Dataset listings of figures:
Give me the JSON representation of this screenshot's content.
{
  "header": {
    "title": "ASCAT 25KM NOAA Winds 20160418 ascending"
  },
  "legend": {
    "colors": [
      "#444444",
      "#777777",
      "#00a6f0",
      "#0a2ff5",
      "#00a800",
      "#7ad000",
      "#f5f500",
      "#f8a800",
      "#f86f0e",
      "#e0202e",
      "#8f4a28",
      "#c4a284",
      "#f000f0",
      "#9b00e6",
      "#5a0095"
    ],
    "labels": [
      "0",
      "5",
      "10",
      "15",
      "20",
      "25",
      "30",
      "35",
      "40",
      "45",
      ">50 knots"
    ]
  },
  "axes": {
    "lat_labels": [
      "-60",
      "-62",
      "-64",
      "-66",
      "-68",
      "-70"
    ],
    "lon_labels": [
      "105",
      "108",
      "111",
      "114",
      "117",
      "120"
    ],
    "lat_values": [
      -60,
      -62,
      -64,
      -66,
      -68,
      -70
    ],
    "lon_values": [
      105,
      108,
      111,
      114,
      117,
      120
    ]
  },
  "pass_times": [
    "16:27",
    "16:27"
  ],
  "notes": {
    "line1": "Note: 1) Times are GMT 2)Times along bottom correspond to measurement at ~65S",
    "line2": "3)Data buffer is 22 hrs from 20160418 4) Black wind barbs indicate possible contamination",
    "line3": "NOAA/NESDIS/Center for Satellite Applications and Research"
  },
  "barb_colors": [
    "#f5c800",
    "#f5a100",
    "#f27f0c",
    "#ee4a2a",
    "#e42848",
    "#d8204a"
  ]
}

Task prompt:
Find the word "NOAA" in the entries, and copy every line it shows up in.

Exercise output:
    "title": "ASCAT 25KM NOAA Winds 20160418 ascending"
    "line3": "NOAA/NESDIS/Center for Satellite Applications and Research"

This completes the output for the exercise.